# [Goal]
Gather the lines that hold the string "right".
# # # #
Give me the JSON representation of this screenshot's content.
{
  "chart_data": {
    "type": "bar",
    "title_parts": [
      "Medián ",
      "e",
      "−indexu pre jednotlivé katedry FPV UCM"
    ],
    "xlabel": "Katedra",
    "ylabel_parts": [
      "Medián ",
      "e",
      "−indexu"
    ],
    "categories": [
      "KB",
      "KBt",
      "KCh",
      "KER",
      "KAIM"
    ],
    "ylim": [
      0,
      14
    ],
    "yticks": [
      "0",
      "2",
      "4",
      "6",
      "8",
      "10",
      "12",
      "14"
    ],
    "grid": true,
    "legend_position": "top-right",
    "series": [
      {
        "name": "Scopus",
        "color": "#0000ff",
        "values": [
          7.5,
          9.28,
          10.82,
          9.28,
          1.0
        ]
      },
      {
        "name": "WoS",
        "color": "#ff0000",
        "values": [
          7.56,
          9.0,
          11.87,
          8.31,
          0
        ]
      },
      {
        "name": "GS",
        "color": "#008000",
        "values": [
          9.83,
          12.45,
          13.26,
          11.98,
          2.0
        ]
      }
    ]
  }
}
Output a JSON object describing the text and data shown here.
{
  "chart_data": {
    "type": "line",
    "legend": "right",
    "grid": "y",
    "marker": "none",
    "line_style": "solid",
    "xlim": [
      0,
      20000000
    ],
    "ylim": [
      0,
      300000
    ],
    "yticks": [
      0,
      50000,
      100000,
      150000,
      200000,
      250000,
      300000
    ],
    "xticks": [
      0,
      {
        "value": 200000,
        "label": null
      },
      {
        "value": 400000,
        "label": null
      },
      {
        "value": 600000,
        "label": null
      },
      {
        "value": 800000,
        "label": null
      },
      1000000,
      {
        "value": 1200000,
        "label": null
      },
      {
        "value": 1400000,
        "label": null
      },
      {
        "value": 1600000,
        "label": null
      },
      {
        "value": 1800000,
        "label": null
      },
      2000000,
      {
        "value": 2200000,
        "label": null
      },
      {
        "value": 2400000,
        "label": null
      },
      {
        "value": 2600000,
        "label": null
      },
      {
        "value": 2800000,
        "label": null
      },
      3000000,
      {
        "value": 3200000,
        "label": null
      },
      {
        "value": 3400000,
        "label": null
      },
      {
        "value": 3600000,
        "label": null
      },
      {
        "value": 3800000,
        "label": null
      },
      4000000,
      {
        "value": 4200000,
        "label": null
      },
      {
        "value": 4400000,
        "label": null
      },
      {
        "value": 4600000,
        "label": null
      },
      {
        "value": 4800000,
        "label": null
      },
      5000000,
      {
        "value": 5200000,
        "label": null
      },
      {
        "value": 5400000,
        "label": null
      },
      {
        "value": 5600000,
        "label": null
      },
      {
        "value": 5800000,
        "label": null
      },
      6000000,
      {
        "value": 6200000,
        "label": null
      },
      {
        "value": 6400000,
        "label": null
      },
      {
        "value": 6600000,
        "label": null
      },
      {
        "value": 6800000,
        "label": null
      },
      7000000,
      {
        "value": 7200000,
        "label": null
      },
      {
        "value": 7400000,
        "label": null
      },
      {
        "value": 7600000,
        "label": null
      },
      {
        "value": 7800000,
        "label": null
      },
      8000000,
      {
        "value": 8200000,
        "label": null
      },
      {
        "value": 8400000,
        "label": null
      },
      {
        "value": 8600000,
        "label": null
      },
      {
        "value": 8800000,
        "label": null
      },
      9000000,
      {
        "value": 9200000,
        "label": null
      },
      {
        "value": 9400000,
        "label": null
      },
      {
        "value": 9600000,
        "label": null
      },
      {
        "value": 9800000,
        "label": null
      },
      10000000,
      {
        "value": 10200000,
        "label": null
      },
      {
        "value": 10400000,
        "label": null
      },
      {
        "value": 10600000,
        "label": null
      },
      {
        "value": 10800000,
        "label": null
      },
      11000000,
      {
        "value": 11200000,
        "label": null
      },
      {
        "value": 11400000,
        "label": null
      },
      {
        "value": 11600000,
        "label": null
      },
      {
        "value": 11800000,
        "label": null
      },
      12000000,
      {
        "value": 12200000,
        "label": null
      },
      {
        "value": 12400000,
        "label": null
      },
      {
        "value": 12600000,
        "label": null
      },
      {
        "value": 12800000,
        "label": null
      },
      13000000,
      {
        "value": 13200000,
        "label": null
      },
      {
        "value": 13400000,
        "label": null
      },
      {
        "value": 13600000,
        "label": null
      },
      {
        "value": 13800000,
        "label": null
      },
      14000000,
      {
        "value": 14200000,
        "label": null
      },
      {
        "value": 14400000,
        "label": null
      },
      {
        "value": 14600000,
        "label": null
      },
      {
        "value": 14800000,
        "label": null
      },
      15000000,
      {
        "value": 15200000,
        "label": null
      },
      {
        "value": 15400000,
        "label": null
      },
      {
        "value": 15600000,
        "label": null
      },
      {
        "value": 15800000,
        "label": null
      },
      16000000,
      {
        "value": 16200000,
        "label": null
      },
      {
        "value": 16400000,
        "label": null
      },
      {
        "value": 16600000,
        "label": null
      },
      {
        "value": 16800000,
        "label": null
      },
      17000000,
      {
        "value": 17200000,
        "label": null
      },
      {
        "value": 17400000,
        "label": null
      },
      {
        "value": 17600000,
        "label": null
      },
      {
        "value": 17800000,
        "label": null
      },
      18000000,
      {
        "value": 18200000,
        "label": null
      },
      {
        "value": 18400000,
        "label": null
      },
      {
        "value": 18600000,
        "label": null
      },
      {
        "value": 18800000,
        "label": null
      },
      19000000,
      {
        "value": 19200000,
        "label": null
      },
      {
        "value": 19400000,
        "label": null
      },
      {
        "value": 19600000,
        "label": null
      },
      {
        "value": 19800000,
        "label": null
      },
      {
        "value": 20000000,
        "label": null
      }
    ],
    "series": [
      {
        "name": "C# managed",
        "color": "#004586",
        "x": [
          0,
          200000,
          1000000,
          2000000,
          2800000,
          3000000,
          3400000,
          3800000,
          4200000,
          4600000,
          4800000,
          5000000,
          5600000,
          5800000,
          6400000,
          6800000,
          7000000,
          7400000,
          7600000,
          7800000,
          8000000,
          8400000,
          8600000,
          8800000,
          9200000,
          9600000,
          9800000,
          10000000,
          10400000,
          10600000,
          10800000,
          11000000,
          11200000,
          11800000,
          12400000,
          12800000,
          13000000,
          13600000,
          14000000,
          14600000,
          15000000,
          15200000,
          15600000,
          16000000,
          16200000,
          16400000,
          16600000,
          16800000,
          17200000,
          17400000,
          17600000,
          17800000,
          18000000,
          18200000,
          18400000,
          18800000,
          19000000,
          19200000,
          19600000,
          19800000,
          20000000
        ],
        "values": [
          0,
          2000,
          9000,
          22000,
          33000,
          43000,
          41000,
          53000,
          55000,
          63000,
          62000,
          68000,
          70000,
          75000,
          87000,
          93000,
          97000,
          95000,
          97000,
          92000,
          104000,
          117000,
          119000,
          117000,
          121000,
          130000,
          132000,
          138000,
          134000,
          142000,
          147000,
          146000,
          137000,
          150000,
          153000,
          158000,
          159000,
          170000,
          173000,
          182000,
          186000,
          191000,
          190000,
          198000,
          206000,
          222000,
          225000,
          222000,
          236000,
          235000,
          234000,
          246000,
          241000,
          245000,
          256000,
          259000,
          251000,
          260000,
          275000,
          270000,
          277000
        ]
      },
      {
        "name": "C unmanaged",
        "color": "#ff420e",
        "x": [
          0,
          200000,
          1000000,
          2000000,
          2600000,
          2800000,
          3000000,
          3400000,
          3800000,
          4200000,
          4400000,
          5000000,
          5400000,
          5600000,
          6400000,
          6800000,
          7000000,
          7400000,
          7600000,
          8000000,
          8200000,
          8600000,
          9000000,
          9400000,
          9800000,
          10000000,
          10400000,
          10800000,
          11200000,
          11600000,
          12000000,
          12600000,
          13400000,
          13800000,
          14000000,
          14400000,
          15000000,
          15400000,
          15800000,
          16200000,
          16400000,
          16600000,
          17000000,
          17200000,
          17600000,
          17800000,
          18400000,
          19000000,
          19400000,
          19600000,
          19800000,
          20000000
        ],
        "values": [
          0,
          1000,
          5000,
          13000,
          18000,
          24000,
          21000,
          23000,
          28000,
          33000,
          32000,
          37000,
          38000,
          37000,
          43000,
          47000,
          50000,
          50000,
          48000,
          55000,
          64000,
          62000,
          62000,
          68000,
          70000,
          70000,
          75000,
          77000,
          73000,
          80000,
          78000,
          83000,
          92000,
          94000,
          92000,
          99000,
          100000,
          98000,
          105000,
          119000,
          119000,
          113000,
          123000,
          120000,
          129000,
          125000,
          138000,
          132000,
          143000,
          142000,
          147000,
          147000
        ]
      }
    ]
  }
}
# # # #
# [Full output]
    "legend_position": "top-right",
    "legend": "right",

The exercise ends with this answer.